**Exercise:** Reproduce all entries precisely as they are written.
-- Supplied entries start --
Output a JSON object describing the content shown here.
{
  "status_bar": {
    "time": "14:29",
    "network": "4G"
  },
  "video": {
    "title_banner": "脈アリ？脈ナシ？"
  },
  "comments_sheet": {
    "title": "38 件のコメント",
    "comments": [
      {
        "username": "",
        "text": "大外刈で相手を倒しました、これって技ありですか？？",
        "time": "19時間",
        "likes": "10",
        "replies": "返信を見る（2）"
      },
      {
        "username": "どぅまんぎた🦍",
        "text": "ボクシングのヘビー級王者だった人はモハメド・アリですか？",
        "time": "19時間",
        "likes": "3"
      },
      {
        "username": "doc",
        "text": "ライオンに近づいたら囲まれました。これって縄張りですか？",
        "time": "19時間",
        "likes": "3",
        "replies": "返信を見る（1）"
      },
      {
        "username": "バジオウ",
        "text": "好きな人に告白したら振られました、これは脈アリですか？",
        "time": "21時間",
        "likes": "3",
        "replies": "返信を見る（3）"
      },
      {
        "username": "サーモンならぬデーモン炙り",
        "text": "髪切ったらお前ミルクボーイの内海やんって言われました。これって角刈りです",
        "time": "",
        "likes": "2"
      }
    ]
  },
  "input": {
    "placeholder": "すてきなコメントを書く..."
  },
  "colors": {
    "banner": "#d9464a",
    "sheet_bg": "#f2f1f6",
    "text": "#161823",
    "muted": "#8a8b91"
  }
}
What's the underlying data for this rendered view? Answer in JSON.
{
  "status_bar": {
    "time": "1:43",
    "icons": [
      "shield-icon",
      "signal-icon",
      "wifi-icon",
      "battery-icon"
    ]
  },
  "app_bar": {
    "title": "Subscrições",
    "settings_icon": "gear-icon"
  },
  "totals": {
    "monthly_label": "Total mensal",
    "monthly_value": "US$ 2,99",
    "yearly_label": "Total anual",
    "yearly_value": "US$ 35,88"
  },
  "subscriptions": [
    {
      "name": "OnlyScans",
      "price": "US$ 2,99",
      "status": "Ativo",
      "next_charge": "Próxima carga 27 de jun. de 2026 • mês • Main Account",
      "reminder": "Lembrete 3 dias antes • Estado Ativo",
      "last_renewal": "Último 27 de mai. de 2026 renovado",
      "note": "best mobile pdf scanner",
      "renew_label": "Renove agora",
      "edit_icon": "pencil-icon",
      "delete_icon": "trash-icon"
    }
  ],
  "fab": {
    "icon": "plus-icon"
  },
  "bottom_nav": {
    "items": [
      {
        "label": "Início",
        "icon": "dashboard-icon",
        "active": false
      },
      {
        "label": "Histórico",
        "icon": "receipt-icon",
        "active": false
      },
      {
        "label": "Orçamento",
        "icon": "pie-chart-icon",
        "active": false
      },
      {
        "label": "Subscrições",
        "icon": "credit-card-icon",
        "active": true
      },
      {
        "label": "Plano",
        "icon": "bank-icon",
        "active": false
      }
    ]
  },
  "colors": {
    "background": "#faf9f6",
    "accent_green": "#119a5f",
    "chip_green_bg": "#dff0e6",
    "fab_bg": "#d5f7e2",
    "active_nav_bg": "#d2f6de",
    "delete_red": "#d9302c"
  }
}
-- Supplied entries end --
**Exercise output:**
Output a JSON object describing the content shown here.
{
  "status_bar": {
    "time": "14:29",
    "network": "4G"
  },
  "video": {
    "title_banner": "脈アリ？脈ナシ？"
  },
  "comments_sheet": {
    "title": "38 件のコメント",
    "comments": [
      {
        "username": "",
        "text": "大外刈で相手を倒しました、これって技ありですか？？",
        "time": "19時間",
        "likes": "10",
        "replies": "返信を見る（2）"
      },
      {
        "username": "どぅまんぎた🦍",
        "text": "ボクシングのヘビー級王者だった人はモハメド・アリですか？",
        "time": "19時間",
        "likes": "3"
      },
      {
        "username": "doc",
        "text": "ライオンに近づいたら囲まれました。これって縄張りですか？",
        "time": "19時間",
        "likes": "3",
        "replies": "返信を見る（1）"
      },
      {
        "username": "バジオウ",
        "text": "好きな人に告白したら振られました、これは脈アリですか？",
        "time": "21時間",
        "likes": "3",
        "replies": "返信を見る（3）"
      },
      {
        "username": "サーモンならぬデーモン炙り",
        "text": "髪切ったらお前ミルクボーイの内海やんって言われました。これって角刈りです",
        "time": "",
        "likes": "2"
      }
    ]
  },
  "input": {
    "placeholder": "すてきなコメントを書く..."
  },
  "colors": {
    "banner": "#d9464a",
    "sheet_bg": "#f2f1f6",
    "text": "#161823",
    "muted": "#8a8b91"
  }
}
What's the underlying data for this rendered view? Answer in JSON.
{
  "status_bar": {
    "time": "1:43",
    "icons": [
      "shield-icon",
      "signal-icon",
      "wifi-icon",
      "battery-icon"
    ]
  },
  "app_bar": {
    "title": "Subscrições",
    "settings_icon": "gear-icon"
  },
  "totals": {
    "monthly_label": "Total mensal",
    "monthly_value": "US$ 2,99",
    "yearly_label": "Total anual",
    "yearly_value": "US$ 35,88"
  },
  "subscriptions": [
    {
      "name": "OnlyScans",
      "price": "US$ 2,99",
      "status": "Ativo",
      "next_charge": "Próxima carga 27 de jun. de 2026 • mês • Main Account",
      "reminder": "Lembrete 3 dias antes • Estado Ativo",
      "last_renewal": "Último 27 de mai. de 2026 renovado",
      "note": "best mobile pdf scanner",
      "renew_label": "Renove agora",
      "edit_icon": "pencil-icon",
      "delete_icon": "trash-icon"
    }
  ],
  "fab": {
    "icon": "plus-icon"
  },
  "bottom_nav": {
    "items": [
      {
        "label": "Início",
        "icon": "dashboard-icon",
        "active": false
      },
      {
        "label": "Histórico",
        "icon": "receipt-icon",
        "active": false
      },
      {
        "label": "Orçamento",
        "icon": "pie-chart-icon",
        "active": false
      },
      {
        "label": "Subscrições",
        "icon": "credit-card-icon",
        "active": true
      },
      {
        "label": "Plano",
        "icon": "bank-icon",
        "active": false
      }
    ]
  },
  "colors": {
    "background": "#faf9f6",
    "accent_green": "#119a5f",
    "chip_green_bg": "#dff0e6",
    "fab_bg": "#d5f7e2",
    "active_nav_bg": "#d2f6de",
    "delete_red": "#d9302c"
  }
}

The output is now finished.